> OBJECTIVE: Copy out each line that includes the word "depositi".

## start PROVIDED RECORDS

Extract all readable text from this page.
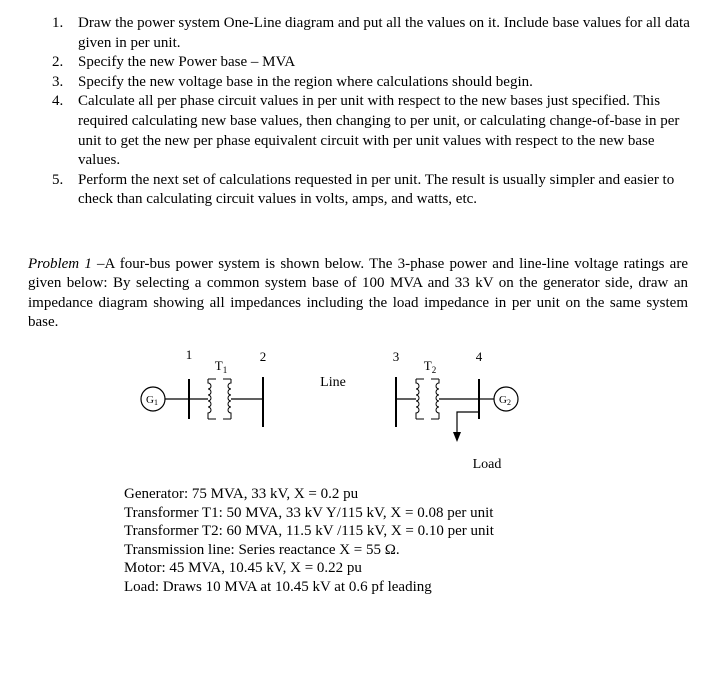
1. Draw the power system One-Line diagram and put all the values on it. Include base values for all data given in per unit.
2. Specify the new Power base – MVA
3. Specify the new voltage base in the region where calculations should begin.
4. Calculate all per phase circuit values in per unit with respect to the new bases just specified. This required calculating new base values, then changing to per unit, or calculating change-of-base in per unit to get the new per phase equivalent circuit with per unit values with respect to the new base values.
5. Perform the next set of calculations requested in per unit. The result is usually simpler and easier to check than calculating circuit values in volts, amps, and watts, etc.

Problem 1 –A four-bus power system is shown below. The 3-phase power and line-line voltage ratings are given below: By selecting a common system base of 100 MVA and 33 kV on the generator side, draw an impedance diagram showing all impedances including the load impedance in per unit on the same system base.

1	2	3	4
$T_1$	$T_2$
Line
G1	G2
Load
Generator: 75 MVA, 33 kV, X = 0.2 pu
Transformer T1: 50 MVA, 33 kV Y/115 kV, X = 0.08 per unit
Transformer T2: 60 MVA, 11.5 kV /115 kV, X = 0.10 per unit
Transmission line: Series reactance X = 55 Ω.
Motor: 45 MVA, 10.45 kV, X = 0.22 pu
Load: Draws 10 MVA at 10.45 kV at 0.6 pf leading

## end PROVIDED RECORDS
## start PROVIDED RECORDS

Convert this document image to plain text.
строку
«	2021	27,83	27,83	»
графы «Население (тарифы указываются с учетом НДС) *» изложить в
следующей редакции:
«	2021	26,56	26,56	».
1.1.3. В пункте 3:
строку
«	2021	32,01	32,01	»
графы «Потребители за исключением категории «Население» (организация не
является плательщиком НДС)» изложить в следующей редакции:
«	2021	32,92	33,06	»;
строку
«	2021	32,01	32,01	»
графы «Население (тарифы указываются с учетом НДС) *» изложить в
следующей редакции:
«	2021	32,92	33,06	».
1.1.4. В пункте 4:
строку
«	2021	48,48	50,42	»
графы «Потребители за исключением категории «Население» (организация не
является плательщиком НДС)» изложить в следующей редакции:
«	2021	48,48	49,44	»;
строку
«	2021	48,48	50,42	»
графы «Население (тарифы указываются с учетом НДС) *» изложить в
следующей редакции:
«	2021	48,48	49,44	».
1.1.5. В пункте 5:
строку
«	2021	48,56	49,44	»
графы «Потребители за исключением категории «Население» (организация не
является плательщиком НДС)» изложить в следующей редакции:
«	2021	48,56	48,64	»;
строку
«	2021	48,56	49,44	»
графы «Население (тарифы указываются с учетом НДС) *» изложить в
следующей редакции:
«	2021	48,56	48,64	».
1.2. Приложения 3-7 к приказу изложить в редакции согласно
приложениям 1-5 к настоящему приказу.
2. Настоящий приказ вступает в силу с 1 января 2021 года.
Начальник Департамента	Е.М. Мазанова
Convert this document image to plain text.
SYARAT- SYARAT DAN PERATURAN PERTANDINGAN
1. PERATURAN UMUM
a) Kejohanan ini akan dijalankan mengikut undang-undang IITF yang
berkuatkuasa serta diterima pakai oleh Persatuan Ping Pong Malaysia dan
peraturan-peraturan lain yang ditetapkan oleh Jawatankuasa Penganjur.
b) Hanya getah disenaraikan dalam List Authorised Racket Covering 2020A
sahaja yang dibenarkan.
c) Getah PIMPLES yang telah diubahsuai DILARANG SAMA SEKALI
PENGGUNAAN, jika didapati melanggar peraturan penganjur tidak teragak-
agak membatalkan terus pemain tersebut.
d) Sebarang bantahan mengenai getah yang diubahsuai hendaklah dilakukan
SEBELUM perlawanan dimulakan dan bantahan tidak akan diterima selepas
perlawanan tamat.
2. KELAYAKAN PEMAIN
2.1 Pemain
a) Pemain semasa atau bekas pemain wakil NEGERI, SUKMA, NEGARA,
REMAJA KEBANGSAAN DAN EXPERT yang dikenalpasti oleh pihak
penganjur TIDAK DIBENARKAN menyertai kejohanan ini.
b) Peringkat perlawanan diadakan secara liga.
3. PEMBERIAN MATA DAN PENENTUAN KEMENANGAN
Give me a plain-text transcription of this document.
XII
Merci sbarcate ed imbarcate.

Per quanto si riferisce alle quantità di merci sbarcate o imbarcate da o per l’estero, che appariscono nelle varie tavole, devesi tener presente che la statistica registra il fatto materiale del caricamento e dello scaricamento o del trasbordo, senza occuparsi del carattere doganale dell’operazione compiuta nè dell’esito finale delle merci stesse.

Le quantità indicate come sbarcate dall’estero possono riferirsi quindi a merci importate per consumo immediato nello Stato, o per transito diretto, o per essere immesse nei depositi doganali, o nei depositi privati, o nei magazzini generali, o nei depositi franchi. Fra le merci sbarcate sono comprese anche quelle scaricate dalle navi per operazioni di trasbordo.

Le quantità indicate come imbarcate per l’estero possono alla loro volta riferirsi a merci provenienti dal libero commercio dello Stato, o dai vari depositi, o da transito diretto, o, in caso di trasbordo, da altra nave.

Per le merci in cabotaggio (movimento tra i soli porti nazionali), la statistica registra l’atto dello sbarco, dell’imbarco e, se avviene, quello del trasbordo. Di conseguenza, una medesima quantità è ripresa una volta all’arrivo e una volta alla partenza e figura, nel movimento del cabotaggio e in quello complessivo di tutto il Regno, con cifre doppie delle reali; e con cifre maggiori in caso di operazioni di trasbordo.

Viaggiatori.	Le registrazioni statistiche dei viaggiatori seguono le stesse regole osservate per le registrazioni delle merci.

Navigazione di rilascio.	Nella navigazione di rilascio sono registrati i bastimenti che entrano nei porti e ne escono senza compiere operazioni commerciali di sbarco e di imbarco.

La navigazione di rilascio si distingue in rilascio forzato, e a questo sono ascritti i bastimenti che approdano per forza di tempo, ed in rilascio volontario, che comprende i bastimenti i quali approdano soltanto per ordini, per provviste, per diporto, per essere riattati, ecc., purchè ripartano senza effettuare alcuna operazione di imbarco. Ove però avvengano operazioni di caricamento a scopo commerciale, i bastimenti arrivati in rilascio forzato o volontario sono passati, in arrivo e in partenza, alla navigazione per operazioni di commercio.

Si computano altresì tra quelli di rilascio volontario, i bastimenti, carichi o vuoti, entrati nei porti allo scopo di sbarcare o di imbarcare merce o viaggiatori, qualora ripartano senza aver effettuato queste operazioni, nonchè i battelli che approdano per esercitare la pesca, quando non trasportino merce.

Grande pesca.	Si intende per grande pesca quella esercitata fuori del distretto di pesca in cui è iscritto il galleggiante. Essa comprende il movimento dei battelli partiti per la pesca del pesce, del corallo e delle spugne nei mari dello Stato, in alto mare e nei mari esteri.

## end PROVIDED RECORDS
## start PROVIDED RECORDS

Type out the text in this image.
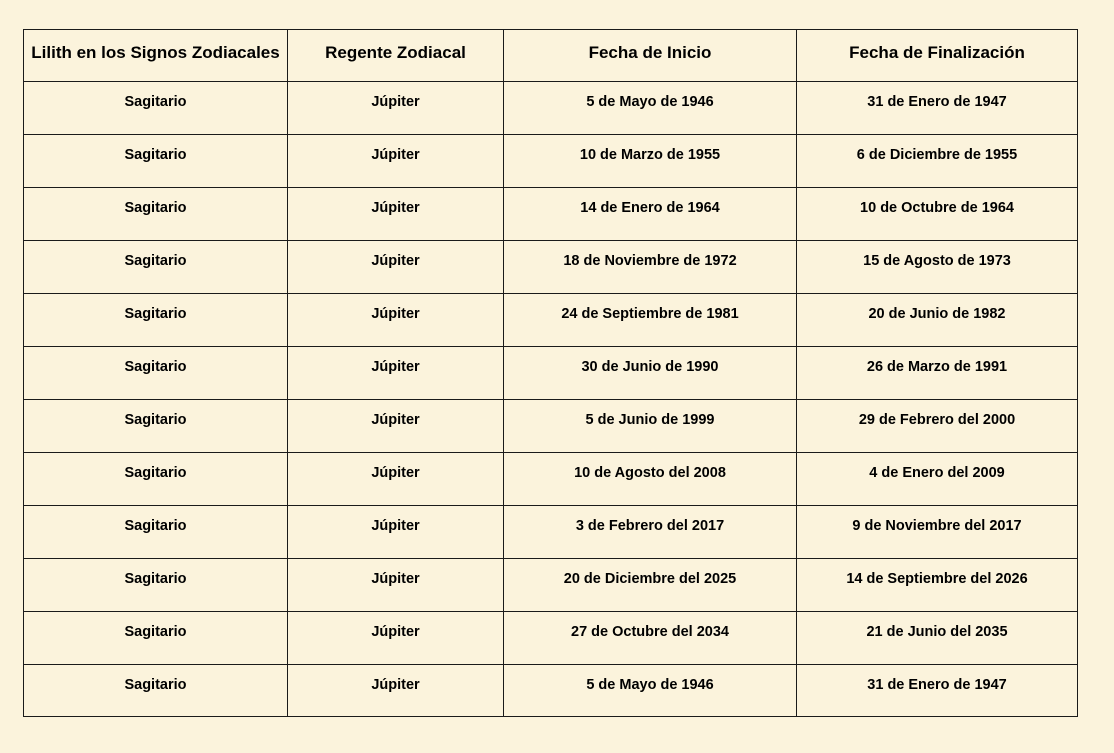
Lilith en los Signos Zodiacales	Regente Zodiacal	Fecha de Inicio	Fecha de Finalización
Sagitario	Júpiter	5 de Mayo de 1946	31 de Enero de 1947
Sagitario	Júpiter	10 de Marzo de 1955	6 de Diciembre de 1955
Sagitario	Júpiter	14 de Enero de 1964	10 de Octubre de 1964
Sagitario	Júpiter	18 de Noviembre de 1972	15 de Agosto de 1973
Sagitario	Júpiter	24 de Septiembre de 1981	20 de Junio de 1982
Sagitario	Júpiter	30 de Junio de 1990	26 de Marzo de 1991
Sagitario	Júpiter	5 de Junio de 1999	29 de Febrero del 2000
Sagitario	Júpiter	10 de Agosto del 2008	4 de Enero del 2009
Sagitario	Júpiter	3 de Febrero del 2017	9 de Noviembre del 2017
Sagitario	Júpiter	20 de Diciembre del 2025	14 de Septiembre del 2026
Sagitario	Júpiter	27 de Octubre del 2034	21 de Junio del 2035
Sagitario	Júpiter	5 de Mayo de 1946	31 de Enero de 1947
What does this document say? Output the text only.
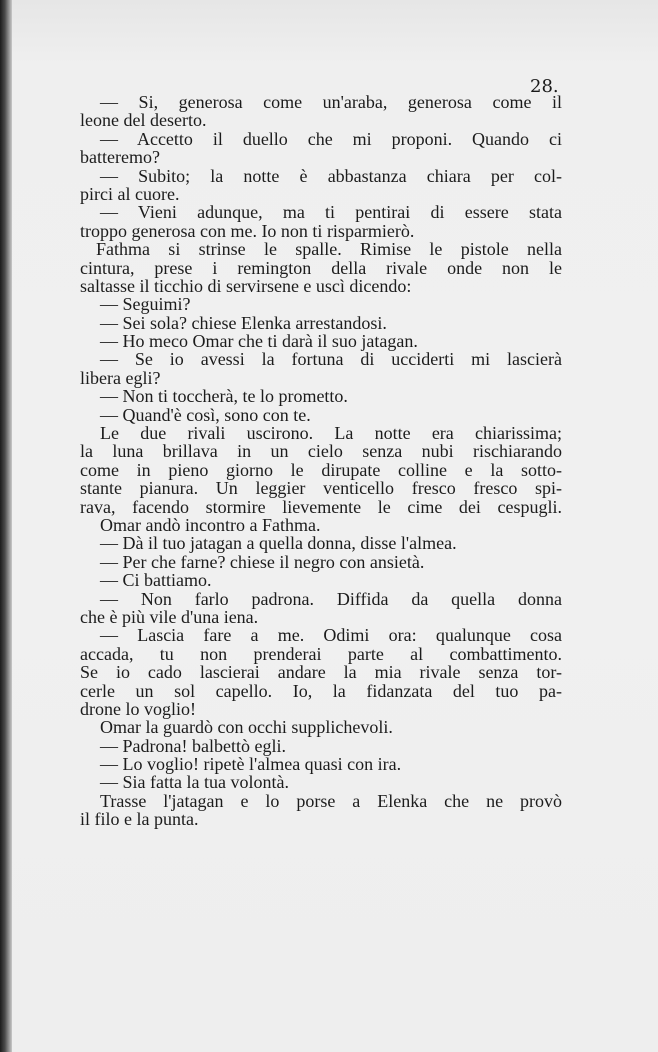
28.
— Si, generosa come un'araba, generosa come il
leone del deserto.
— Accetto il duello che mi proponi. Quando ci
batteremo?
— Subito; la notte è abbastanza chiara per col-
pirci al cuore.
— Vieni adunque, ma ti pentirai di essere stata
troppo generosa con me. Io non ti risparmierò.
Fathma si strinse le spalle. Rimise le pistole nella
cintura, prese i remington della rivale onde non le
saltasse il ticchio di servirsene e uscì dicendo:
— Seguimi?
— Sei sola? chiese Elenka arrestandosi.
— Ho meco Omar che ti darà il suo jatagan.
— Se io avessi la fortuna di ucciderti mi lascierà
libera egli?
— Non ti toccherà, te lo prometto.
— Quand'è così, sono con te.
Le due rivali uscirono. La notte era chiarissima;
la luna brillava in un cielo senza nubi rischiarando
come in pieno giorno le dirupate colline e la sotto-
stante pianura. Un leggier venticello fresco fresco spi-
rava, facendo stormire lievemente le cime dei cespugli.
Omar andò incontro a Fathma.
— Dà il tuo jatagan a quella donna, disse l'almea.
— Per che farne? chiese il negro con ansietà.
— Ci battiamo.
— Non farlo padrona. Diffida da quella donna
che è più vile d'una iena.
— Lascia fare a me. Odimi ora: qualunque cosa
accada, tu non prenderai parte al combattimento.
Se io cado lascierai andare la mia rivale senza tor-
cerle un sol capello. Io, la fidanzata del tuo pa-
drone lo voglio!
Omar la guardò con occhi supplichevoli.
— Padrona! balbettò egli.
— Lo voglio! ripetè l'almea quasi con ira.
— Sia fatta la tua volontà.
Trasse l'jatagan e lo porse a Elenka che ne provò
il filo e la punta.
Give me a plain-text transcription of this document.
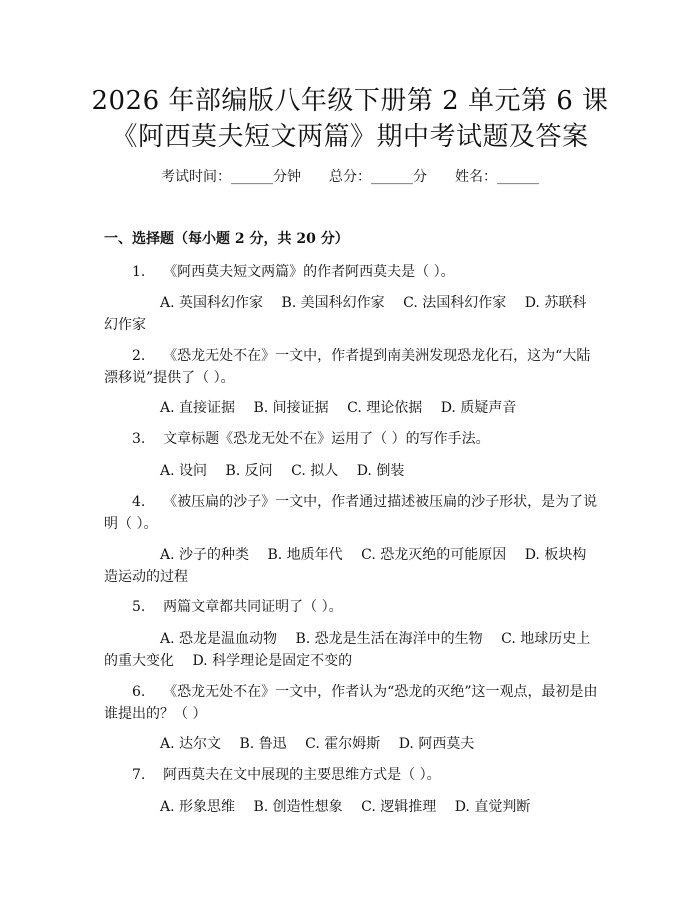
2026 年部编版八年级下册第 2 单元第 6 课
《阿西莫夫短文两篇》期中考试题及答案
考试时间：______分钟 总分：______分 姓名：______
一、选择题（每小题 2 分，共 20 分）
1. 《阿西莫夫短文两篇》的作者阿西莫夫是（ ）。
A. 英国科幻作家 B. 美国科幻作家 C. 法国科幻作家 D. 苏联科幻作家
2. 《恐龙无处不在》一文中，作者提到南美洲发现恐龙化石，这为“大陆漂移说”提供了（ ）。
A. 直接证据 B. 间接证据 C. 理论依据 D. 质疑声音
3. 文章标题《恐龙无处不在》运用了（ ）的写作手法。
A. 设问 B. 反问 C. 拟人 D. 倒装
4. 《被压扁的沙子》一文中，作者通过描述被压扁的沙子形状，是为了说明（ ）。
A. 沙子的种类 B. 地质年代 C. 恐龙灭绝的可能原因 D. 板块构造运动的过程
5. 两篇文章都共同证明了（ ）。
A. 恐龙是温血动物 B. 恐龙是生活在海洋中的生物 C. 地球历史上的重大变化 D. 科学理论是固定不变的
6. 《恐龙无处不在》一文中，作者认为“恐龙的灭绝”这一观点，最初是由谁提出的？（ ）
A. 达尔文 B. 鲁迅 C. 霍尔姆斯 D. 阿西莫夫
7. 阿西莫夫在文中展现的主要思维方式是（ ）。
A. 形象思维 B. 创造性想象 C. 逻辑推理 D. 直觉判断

## end PROVIDED RECORDS

> REPLY TO THE TASK:
Le quantità indicate come sbarcate dall’estero possono riferirsi quindi a merci importate per consumo immediato nello Stato, o per transito diretto, o per essere immesse nei depositi doganali, o nei depositi privati, o nei magazzini generali, o nei depositi franchi. Fra le merci sbarcate sono comprese anche quelle scaricate dalle navi per operazioni di trasbordo.
Le quantità indicate come imbarcate per l’estero possono alla loro volta riferirsi a merci provenienti dal libero commercio dello Stato, o dai vari depositi, o da transito diretto, o, in caso di trasbordo, da altra nave.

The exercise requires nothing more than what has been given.